Requirements →
Provide the records once more, identical to the original.

Dataset items →
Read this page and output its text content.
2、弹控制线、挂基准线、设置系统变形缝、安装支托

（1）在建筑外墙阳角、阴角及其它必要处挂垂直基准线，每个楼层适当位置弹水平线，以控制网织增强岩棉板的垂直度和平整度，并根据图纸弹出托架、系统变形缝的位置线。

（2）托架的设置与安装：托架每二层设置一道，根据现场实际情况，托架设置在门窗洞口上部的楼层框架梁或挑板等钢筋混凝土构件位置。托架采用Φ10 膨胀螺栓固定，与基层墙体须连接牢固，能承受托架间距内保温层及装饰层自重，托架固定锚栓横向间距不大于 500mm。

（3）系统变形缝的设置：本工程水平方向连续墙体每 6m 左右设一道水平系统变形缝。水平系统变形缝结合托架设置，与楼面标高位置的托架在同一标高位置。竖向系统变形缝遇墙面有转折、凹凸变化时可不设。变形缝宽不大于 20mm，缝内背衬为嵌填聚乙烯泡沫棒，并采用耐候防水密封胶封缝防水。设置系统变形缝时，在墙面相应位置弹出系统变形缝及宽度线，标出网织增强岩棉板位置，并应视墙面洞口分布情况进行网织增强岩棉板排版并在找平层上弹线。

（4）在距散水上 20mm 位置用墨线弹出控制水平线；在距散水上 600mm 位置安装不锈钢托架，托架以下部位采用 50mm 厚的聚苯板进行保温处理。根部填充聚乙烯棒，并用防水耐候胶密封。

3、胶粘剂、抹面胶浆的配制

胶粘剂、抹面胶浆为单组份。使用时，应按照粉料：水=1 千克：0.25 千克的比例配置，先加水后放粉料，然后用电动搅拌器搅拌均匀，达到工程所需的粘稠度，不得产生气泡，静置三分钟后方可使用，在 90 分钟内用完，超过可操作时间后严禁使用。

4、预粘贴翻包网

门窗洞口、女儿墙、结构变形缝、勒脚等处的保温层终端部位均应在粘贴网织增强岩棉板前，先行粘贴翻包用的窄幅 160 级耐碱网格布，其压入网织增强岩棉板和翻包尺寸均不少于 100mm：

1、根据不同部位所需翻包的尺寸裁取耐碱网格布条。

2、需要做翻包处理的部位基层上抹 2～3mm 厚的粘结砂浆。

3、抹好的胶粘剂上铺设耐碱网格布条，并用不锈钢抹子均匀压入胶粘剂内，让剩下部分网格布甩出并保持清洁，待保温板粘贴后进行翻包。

Reply to the exercise →
Read this page and output its text content.
2、弹控制线、挂基准线、设置系统变形缝、安装支托

（1）在建筑外墙阳角、阴角及其它必要处挂垂直基准线，每个楼层适当位置弹水平线，以控制网织增强岩棉板的垂直度和平整度，并根据图纸弹出托架、系统变形缝的位置线。

（2）托架的设置与安装：托架每二层设置一道，根据现场实际情况，托架设置在门窗洞口上部的楼层框架梁或挑板等钢筋混凝土构件位置。托架采用Φ10 膨胀螺栓固定，与基层墙体须连接牢固，能承受托架间距内保温层及装饰层自重，托架固定锚栓横向间距不大于 500mm。

（3）系统变形缝的设置：本工程水平方向连续墙体每 6m 左右设一道水平系统变形缝。水平系统变形缝结合托架设置，与楼面标高位置的托架在同一标高位置。竖向系统变形缝遇墙面有转折、凹凸变化时可不设。变形缝宽不大于 20mm，缝内背衬为嵌填聚乙烯泡沫棒，并采用耐候防水密封胶封缝防水。设置系统变形缝时，在墙面相应位置弹出系统变形缝及宽度线，标出网织增强岩棉板位置，并应视墙面洞口分布情况进行网织增强岩棉板排版并在找平层上弹线。

（4）在距散水上 20mm 位置用墨线弹出控制水平线；在距散水上 600mm 位置安装不锈钢托架，托架以下部位采用 50mm 厚的聚苯板进行保温处理。根部填充聚乙烯棒，并用防水耐候胶密封。

3、胶粘剂、抹面胶浆的配制

胶粘剂、抹面胶浆为单组份。使用时，应按照粉料：水=1 千克：0.25 千克的比例配置，先加水后放粉料，然后用电动搅拌器搅拌均匀，达到工程所需的粘稠度，不得产生气泡，静置三分钟后方可使用，在 90 分钟内用完，超过可操作时间后严禁使用。

4、预粘贴翻包网

门窗洞口、女儿墙、结构变形缝、勒脚等处的保温层终端部位均应在粘贴网织增强岩棉板前，先行粘贴翻包用的窄幅 160 级耐碱网格布，其压入网织增强岩棉板和翻包尺寸均不少于 100mm：

1、根据不同部位所需翻包的尺寸裁取耐碱网格布条。

2、需要做翻包处理的部位基层上抹 2～3mm 厚的粘结砂浆。

3、抹好的胶粘剂上铺设耐碱网格布条，并用不锈钢抹子均匀压入胶粘剂内，让剩下部分网格布甩出并保持清洁，待保温板粘贴后进行翻包。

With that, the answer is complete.